▶ **PROBLEM TO SOLVE**: Output the material word for word. Leave each picture out.

▶ **DATA SHOWN**:
+-------+
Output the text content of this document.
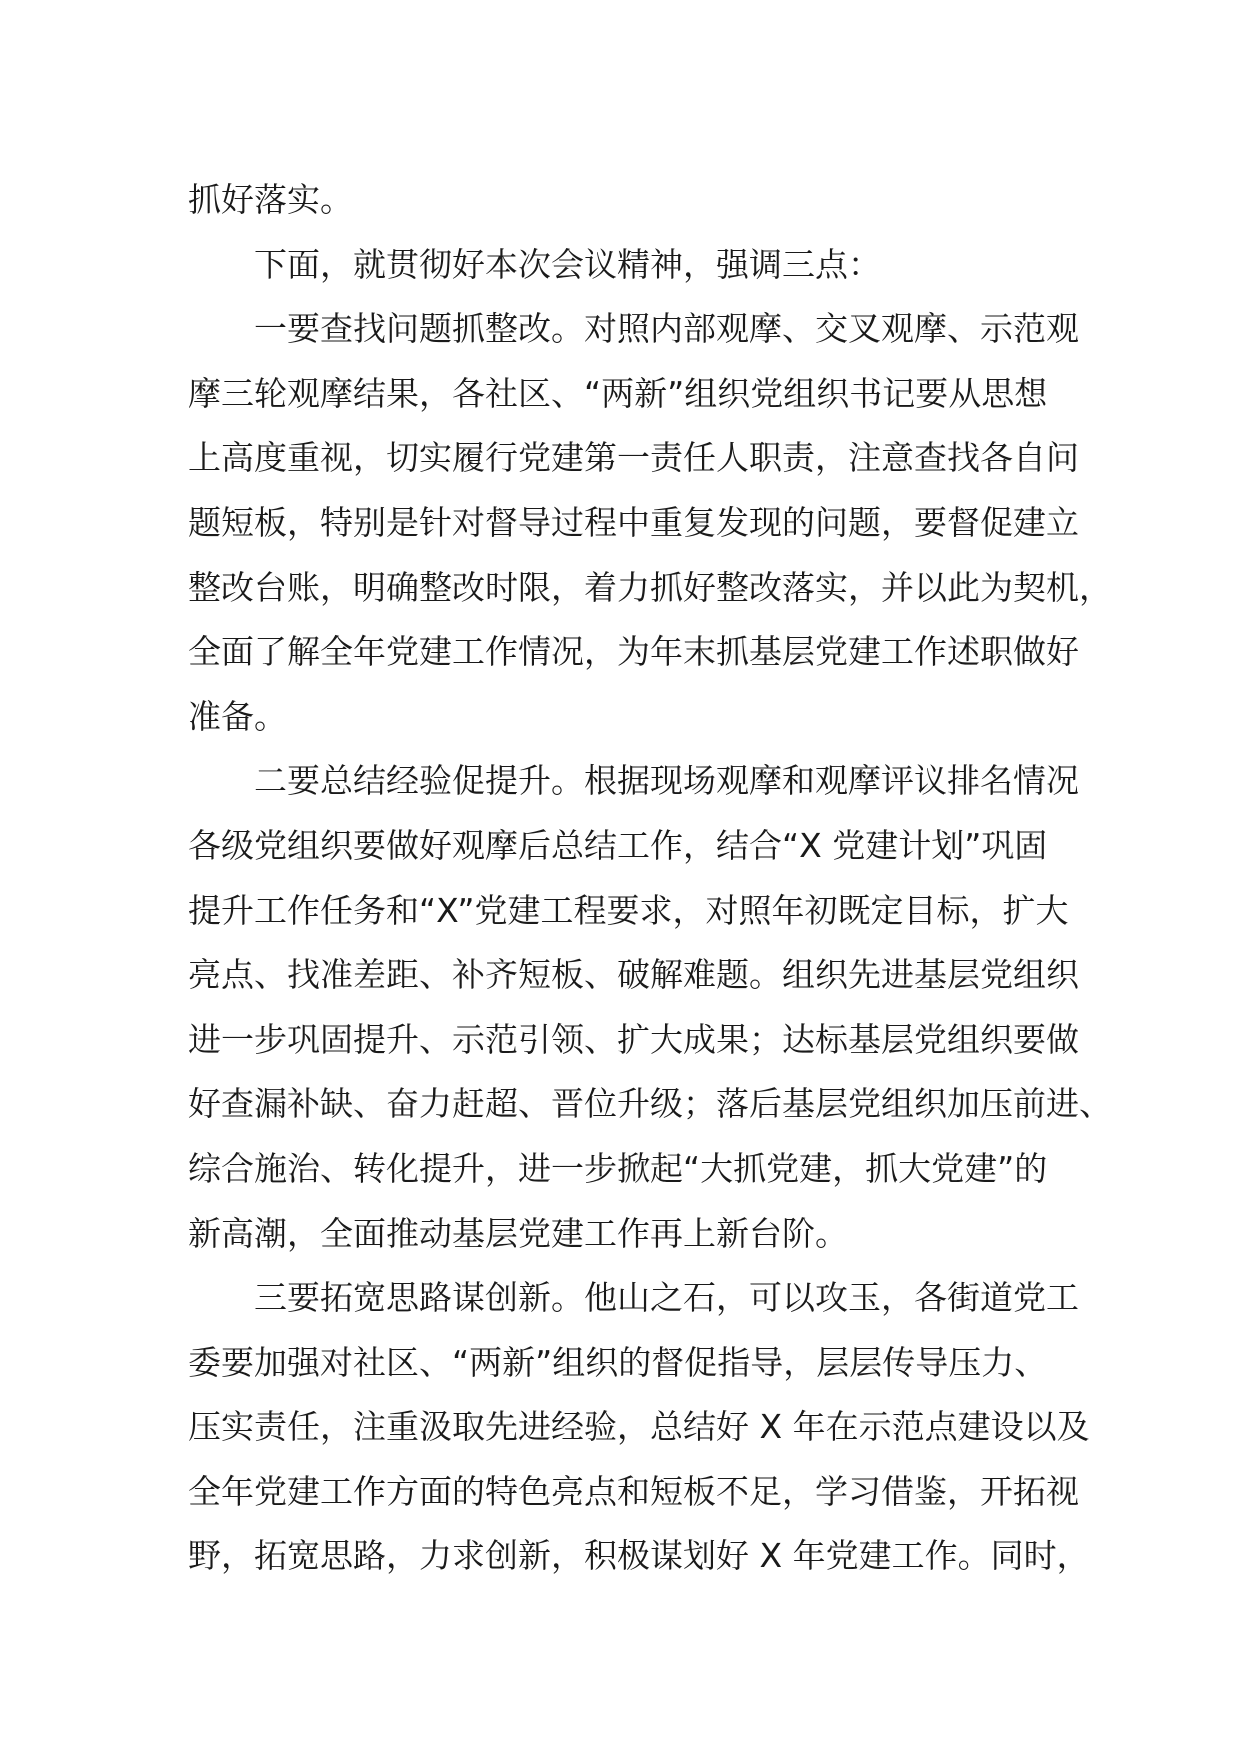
抓好落实。
下面，就贯彻好本次会议精神，强调三点：
一要查找问题抓整改。对照内部观摩、交叉观摩、示范观
摩三轮观摩结果，各社区、“两新”组织党组织书记要从思想
上高度重视，切实履行党建第一责任人职责，注意查找各自问
题短板，特别是针对督导过程中重复发现的问题，要督促建立
整改台账，明确整改时限，着力抓好整改落实，并以此为契机，
全面了解全年党建工作情况，为年末抓基层党建工作述职做好
准备。
二要总结经验促提升。根据现场观摩和观摩评议排名情况
各级党组织要做好观摩后总结工作，结合“X 党建计划”巩固
提升工作任务和“X”党建工程要求，对照年初既定目标，扩大
亮点、找准差距、补齐短板、破解难题。组织先进基层党组织
进一步巩固提升、示范引领、扩大成果；达标基层党组织要做
好查漏补缺、奋力赶超、晋位升级；落后基层党组织加压前进、
综合施治、转化提升，进一步掀起“大抓党建，抓大党建”的
新高潮，全面推动基层党建工作再上新台阶。
三要拓宽思路谋创新。他山之石，可以攻玉，各街道党工
委要加强对社区、“两新”组织的督促指导，层层传导压力、
压实责任，注重汲取先进经验，总结好 X 年在示范点建设以及
全年党建工作方面的特色亮点和短板不足，学习借鉴，开拓视
野，拓宽思路，力求创新，积极谋划好 X 年党建工作。同时，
+-------+
▶ **RESPONSE TO THIS TASK**:
Output the text content of this document.
抓好落实。
下面，就贯彻好本次会议精神，强调三点：
一要查找问题抓整改。对照内部观摩、交叉观摩、示范观
摩三轮观摩结果，各社区、“两新”组织党组织书记要从思想
上高度重视，切实履行党建第一责任人职责，注意查找各自问
题短板，特别是针对督导过程中重复发现的问题，要督促建立
整改台账，明确整改时限，着力抓好整改落实，并以此为契机，
全面了解全年党建工作情况，为年末抓基层党建工作述职做好
准备。
二要总结经验促提升。根据现场观摩和观摩评议排名情况
各级党组织要做好观摩后总结工作，结合“X 党建计划”巩固
提升工作任务和“X”党建工程要求，对照年初既定目标，扩大
亮点、找准差距、补齐短板、破解难题。组织先进基层党组织
进一步巩固提升、示范引领、扩大成果；达标基层党组织要做
好查漏补缺、奋力赶超、晋位升级；落后基层党组织加压前进、
综合施治、转化提升，进一步掀起“大抓党建，抓大党建”的
新高潮，全面推动基层党建工作再上新台阶。
三要拓宽思路谋创新。他山之石，可以攻玉，各街道党工
委要加强对社区、“两新”组织的督促指导，层层传导压力、
压实责任，注重汲取先进经验，总结好 X 年在示范点建设以及
全年党建工作方面的特色亮点和短板不足，学习借鉴，开拓视
野，拓宽思路，力求创新，积极谋划好 X 年党建工作。同时，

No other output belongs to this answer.